— begin The input —
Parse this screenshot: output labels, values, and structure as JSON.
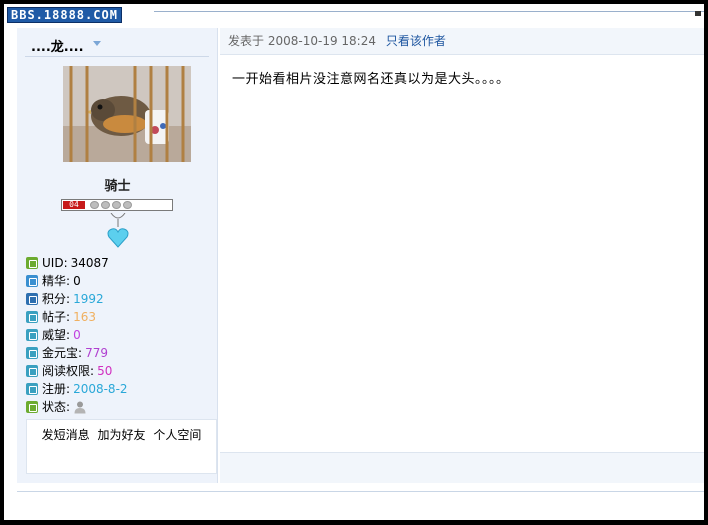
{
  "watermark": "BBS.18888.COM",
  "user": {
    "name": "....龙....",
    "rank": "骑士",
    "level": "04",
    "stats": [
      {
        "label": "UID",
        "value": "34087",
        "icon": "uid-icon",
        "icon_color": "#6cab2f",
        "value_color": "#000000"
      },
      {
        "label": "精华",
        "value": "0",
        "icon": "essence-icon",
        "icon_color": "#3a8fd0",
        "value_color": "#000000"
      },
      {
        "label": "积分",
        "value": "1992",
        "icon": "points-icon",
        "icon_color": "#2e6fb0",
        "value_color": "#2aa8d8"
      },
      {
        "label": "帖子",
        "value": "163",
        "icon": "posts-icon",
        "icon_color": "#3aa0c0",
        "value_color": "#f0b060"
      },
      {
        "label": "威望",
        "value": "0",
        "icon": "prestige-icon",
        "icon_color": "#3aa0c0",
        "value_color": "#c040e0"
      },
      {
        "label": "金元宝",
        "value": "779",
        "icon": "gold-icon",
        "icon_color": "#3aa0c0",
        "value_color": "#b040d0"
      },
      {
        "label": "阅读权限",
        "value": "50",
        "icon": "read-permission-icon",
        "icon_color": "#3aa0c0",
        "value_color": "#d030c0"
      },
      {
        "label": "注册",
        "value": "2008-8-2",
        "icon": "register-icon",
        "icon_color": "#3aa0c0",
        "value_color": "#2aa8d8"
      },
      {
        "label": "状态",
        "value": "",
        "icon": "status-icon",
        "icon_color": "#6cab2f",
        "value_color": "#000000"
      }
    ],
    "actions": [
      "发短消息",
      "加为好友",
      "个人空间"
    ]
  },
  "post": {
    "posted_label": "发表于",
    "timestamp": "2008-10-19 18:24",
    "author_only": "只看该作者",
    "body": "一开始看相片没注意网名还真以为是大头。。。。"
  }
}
— end The input —
All of the data above should be quoted exactly, except for the pictures.

Parse this screenshot: output labels, values, and structure as JSON.
{
  "watermark": "BBS.18888.COM",
  "user": {
    "name": "....龙....",
    "rank": "骑士",
    "level": "04",
    "stats": [
      {
        "label": "UID",
        "value": "34087",
        "icon": "uid-icon",
        "icon_color": "#6cab2f",
        "value_color": "#000000"
      },
      {
        "label": "精华",
        "value": "0",
        "icon": "essence-icon",
        "icon_color": "#3a8fd0",
        "value_color": "#000000"
      },
      {
        "label": "积分",
        "value": "1992",
        "icon": "points-icon",
        "icon_color": "#2e6fb0",
        "value_color": "#2aa8d8"
      },
      {
        "label": "帖子",
        "value": "163",
        "icon": "posts-icon",
        "icon_color": "#3aa0c0",
        "value_color": "#f0b060"
      },
      {
        "label": "威望",
        "value": "0",
        "icon": "prestige-icon",
        "icon_color": "#3aa0c0",
        "value_color": "#c040e0"
      },
      {
        "label": "金元宝",
        "value": "779",
        "icon": "gold-icon",
        "icon_color": "#3aa0c0",
        "value_color": "#b040d0"
      },
      {
        "label": "阅读权限",
        "value": "50",
        "icon": "read-permission-icon",
        "icon_color": "#3aa0c0",
        "value_color": "#d030c0"
      },
      {
        "label": "注册",
        "value": "2008-8-2",
        "icon": "register-icon",
        "icon_color": "#3aa0c0",
        "value_color": "#2aa8d8"
      },
      {
        "label": "状态",
        "value": "",
        "icon": "status-icon",
        "icon_color": "#6cab2f",
        "value_color": "#000000"
      }
    ],
    "actions": [
      "发短消息",
      "加为好友",
      "个人空间"
    ]
  },
  "post": {
    "posted_label": "发表于",
    "timestamp": "2008-10-19 18:24",
    "author_only": "只看该作者",
    "body": "一开始看相片没注意网名还真以为是大头。。。。"
  }
}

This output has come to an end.